**Set exercise:**
Pictures do not belong in the copy. Return all of the entries exactly.

**Supplied data:**
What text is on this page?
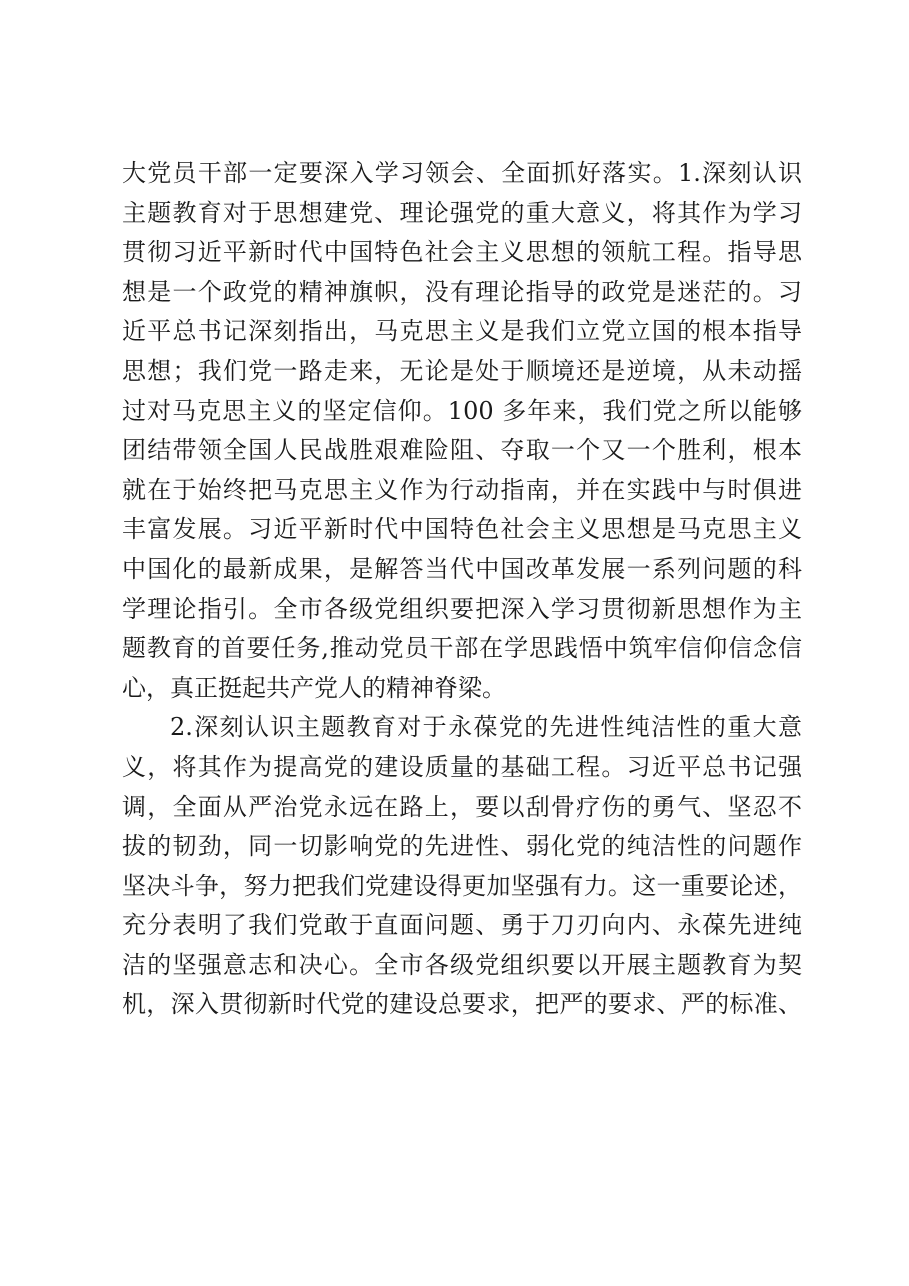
大党员干部一定要深入学习领会、全面抓好落实。1.深刻认识
主题教育对于思想建党、理论强党的重大意义，将其作为学习
贯彻习近平新时代中国特色社会主义思想的领航工程。指导思
想是一个政党的精神旗帜，没有理论指导的政党是迷茫的。习
近平总书记深刻指出，马克思主义是我们立党立国的根本指导
思想；我们党一路走来，无论是处于顺境还是逆境，从未动摇
过对马克思主义的坚定信仰。100 多年来，我们党之所以能够
团结带领全国人民战胜艰难险阻、夺取一个又一个胜利，根本
就在于始终把马克思主义作为行动指南，并在实践中与时俱进
丰富发展。习近平新时代中国特色社会主义思想是马克思主义
中国化的最新成果，是解答当代中国改革发展一系列问题的科
学理论指引。全市各级党组织要把深入学习贯彻新思想作为主
题教育的首要任务,推动党员干部在学思践悟中筑牢信仰信念信
心，真正挺起共产党人的精神脊梁。
2.深刻认识主题教育对于永葆党的先进性纯洁性的重大意
义，将其作为提高党的建设质量的基础工程。习近平总书记强
调，全面从严治党永远在路上，要以刮骨疗伤的勇气、坚忍不
拔的韧劲，同一切影响党的先进性、弱化党的纯洁性的问题作
坚决斗争，努力把我们党建设得更加坚强有力。这一重要论述，
充分表明了我们党敢于直面问题、勇于刀刃向内、永葆先进纯
洁的坚强意志和决心。全市各级党组织要以开展主题教育为契
机，深入贯彻新时代党的建设总要求，把严的要求、严的标准、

**Problem solution:**
What text is on this page?
大党员干部一定要深入学习领会、全面抓好落实。1.深刻认识
主题教育对于思想建党、理论强党的重大意义，将其作为学习
贯彻习近平新时代中国特色社会主义思想的领航工程。指导思
想是一个政党的精神旗帜，没有理论指导的政党是迷茫的。习
近平总书记深刻指出，马克思主义是我们立党立国的根本指导
思想；我们党一路走来，无论是处于顺境还是逆境，从未动摇
过对马克思主义的坚定信仰。100 多年来，我们党之所以能够
团结带领全国人民战胜艰难险阻、夺取一个又一个胜利，根本
就在于始终把马克思主义作为行动指南，并在实践中与时俱进
丰富发展。习近平新时代中国特色社会主义思想是马克思主义
中国化的最新成果，是解答当代中国改革发展一系列问题的科
学理论指引。全市各级党组织要把深入学习贯彻新思想作为主
题教育的首要任务,推动党员干部在学思践悟中筑牢信仰信念信
心，真正挺起共产党人的精神脊梁。
2.深刻认识主题教育对于永葆党的先进性纯洁性的重大意
义，将其作为提高党的建设质量的基础工程。习近平总书记强
调，全面从严治党永远在路上，要以刮骨疗伤的勇气、坚忍不
拔的韧劲，同一切影响党的先进性、弱化党的纯洁性的问题作
坚决斗争，努力把我们党建设得更加坚强有力。这一重要论述，
充分表明了我们党敢于直面问题、勇于刀刃向内、永葆先进纯
洁的坚强意志和决心。全市各级党组织要以开展主题教育为契
机，深入贯彻新时代党的建设总要求，把严的要求、严的标准、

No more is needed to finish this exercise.